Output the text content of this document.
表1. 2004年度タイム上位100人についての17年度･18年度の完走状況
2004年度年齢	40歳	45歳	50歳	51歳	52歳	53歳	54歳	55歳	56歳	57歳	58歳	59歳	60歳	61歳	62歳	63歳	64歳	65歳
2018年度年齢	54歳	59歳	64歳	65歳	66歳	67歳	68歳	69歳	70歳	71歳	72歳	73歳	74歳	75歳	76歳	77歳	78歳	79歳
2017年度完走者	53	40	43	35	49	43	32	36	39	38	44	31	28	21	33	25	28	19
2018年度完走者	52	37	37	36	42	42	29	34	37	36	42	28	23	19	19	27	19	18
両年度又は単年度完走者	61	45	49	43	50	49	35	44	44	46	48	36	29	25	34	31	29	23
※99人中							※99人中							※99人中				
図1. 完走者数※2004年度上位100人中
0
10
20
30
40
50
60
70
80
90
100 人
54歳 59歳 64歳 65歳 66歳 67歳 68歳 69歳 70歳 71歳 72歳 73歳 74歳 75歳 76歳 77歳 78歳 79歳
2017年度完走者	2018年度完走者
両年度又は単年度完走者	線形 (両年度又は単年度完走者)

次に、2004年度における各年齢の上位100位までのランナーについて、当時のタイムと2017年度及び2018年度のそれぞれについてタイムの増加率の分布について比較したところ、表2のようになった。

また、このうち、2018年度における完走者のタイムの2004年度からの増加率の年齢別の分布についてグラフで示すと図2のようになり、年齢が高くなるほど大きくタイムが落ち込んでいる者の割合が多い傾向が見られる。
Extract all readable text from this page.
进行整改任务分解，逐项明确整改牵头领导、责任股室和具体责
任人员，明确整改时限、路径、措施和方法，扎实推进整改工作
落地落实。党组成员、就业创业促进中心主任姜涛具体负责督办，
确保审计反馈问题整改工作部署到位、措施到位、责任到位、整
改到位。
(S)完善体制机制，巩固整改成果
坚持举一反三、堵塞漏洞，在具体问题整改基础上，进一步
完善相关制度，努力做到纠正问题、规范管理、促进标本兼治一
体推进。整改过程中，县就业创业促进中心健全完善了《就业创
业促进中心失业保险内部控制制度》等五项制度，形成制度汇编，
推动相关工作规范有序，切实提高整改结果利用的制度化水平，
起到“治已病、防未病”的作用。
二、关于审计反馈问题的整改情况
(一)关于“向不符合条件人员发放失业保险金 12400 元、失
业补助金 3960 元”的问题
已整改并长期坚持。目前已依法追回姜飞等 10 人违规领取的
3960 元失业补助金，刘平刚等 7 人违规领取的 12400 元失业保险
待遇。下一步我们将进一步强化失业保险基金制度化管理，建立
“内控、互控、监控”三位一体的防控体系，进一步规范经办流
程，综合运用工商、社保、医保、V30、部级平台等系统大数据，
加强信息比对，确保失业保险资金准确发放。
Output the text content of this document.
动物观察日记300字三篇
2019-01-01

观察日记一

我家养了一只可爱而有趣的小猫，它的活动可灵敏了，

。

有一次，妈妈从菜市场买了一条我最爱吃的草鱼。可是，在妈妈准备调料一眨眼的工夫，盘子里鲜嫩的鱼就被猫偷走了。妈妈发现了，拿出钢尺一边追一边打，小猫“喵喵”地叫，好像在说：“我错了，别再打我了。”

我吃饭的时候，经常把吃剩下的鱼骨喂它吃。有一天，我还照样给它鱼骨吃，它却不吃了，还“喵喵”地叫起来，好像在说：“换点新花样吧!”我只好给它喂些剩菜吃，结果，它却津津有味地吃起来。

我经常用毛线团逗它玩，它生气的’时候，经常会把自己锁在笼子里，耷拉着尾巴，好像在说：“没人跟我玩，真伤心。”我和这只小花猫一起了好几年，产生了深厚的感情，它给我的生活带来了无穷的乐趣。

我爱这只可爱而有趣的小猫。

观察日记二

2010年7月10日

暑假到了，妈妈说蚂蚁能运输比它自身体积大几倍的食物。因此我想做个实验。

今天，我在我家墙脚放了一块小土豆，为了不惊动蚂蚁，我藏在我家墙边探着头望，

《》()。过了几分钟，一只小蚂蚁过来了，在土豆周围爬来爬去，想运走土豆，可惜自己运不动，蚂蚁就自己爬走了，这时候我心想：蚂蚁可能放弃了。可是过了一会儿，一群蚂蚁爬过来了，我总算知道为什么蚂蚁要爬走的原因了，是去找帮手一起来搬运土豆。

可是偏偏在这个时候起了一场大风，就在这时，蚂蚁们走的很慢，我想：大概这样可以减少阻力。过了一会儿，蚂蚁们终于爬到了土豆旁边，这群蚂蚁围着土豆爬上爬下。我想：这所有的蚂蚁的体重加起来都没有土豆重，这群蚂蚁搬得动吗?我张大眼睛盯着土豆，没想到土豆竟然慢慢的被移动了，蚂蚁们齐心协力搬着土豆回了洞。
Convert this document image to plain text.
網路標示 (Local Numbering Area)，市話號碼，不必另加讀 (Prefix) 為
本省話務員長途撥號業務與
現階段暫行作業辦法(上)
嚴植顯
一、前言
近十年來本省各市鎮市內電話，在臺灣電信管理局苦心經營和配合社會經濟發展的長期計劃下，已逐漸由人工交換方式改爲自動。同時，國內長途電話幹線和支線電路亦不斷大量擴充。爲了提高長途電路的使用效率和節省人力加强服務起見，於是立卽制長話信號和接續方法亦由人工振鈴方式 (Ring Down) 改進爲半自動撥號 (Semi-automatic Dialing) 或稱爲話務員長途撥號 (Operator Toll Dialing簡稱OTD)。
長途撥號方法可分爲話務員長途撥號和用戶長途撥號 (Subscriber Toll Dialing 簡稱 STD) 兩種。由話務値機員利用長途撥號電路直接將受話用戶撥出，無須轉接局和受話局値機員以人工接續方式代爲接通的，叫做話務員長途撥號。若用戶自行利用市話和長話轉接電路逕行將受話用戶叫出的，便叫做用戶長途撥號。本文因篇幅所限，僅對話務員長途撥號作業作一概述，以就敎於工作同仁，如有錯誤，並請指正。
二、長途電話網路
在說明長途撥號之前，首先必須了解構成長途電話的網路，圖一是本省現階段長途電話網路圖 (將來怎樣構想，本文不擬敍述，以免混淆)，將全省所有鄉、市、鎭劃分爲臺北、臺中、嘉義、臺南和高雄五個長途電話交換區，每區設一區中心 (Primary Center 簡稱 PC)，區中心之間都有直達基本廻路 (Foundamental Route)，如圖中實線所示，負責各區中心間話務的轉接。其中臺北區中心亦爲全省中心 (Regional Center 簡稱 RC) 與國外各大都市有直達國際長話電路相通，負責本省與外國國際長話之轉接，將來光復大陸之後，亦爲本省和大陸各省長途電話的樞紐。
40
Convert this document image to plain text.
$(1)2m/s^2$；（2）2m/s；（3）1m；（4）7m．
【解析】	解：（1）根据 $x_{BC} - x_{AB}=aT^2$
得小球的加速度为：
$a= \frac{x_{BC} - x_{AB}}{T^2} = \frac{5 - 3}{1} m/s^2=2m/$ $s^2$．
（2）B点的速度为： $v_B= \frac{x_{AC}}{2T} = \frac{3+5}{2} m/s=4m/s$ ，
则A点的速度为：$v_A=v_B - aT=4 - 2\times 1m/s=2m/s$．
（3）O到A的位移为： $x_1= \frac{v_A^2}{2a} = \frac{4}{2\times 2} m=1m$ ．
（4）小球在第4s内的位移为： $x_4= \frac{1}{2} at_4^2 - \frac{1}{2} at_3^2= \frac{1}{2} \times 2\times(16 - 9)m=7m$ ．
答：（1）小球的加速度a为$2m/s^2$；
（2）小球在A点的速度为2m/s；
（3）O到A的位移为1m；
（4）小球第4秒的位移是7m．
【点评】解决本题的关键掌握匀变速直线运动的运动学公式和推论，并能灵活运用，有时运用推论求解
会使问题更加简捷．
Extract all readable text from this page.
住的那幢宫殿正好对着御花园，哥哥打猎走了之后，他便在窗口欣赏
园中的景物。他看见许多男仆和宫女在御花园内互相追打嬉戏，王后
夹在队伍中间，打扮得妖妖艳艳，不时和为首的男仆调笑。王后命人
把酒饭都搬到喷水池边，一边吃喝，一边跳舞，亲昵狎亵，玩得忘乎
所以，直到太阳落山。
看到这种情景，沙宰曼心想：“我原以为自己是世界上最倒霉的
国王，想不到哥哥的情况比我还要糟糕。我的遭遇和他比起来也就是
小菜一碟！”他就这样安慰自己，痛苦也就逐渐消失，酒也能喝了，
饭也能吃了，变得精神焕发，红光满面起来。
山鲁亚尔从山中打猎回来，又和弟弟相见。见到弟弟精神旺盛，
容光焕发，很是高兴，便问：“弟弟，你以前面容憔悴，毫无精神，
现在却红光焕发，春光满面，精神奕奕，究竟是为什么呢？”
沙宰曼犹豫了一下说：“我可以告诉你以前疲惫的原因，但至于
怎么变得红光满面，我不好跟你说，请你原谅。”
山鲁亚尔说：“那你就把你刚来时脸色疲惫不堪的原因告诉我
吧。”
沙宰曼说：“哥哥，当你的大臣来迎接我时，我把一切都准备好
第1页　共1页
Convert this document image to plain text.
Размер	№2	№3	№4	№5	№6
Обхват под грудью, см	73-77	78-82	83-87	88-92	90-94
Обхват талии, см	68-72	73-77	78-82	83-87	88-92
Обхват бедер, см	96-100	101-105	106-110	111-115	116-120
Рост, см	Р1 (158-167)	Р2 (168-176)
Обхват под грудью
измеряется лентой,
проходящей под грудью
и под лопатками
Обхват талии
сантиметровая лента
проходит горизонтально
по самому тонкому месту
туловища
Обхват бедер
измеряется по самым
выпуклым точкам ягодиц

▸ THE EXERCISE
Which lines contain "frac"? Copy each of them.

▸ RESULT
$a= \frac{x_{BC} - x_{AB}}{T^2} = \frac{5 - 3}{1} m/s^2=2m/$ $s^2$．
（2）B点的速度为： $v_B= \frac{x_{AC}}{2T} = \frac{3+5}{2} m/s=4m/s$ ，
（3）O到A的位移为： $x_1= \frac{v_A^2}{2a} = \frac{4}{2\times 2} m=1m$ ．
（4）小球在第4s内的位移为： $x_4= \frac{1}{2} at_4^2 - \frac{1}{2} at_3^2= \frac{1}{2} \times 2\times(16 - 9)m=7m$ ．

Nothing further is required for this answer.